#### [Your goal]
Check each line of the entries below for the string "color"; copy every line where it appears.

* Start Dataset records *

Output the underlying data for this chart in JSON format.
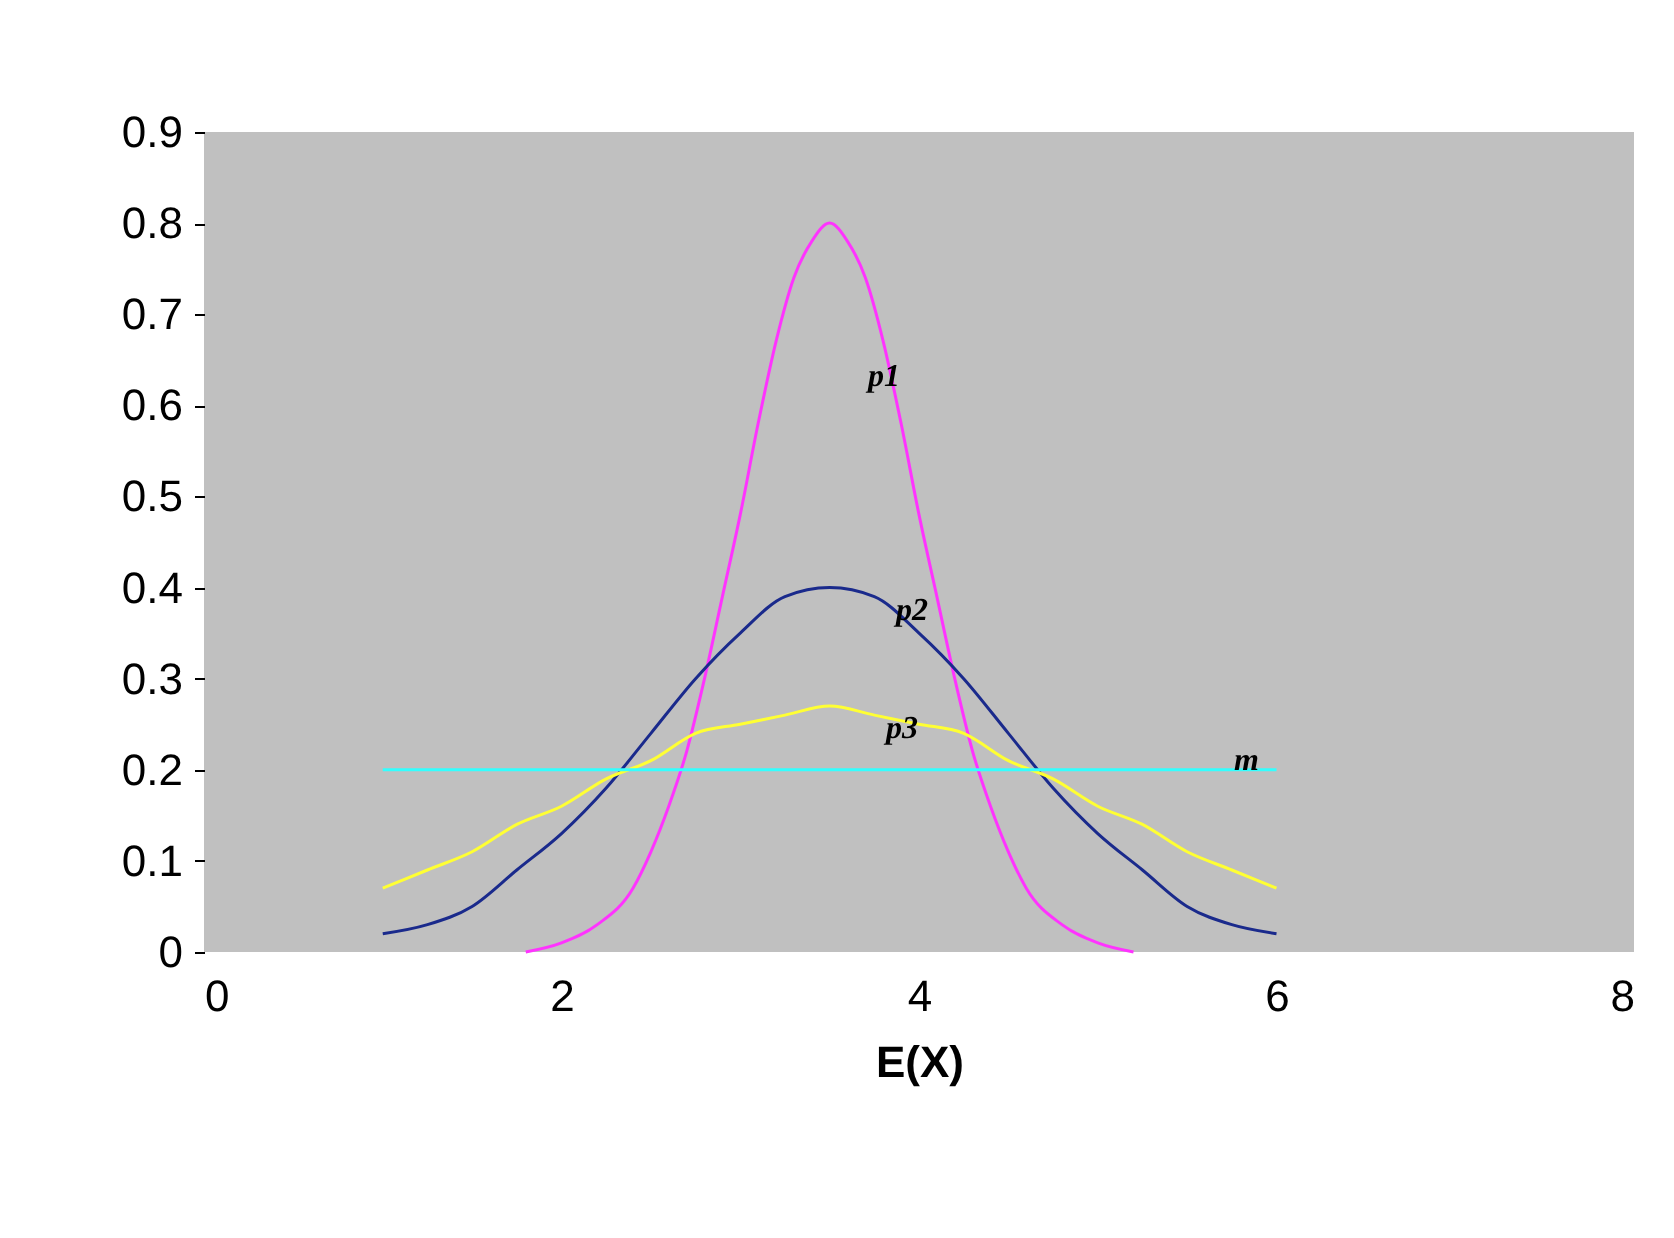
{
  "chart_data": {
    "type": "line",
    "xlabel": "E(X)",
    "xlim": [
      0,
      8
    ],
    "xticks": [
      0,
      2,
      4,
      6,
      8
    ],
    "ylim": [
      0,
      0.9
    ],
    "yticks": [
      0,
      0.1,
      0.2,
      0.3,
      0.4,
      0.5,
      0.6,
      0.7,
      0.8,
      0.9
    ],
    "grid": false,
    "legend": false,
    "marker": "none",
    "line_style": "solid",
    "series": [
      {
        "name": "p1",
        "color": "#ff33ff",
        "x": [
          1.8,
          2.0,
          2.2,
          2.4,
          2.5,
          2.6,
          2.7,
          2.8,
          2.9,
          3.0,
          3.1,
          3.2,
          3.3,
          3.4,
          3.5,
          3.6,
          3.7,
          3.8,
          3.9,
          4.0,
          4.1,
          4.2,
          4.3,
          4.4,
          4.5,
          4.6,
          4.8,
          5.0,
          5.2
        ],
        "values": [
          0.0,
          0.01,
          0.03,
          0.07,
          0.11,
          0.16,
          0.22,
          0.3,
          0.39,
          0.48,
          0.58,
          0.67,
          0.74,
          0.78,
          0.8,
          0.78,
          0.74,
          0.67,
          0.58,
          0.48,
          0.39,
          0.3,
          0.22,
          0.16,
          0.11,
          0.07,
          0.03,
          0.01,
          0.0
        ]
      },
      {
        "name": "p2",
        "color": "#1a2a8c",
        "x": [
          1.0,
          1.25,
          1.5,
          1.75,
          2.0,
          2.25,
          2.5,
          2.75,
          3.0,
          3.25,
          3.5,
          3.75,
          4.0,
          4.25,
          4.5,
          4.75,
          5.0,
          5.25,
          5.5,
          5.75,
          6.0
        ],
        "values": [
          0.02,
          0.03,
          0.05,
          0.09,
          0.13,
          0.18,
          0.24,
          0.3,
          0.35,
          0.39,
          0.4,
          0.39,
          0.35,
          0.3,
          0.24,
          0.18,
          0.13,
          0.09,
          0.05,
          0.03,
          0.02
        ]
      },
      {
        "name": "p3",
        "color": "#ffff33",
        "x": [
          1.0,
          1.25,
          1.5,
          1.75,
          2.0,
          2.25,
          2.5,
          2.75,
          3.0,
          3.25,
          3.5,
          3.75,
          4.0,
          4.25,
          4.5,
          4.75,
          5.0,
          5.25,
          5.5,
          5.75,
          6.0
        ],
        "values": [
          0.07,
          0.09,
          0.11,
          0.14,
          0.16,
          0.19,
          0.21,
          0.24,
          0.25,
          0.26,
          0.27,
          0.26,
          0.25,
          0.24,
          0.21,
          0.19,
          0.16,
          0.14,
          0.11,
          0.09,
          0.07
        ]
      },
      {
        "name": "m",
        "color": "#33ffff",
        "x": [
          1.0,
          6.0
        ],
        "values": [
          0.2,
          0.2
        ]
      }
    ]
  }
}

* End Dataset records *

#### [Result below]
        "color": "#ff33ff",
        "color": "#1a2a8c",
        "color": "#ffff33",
        "color": "#33ffff",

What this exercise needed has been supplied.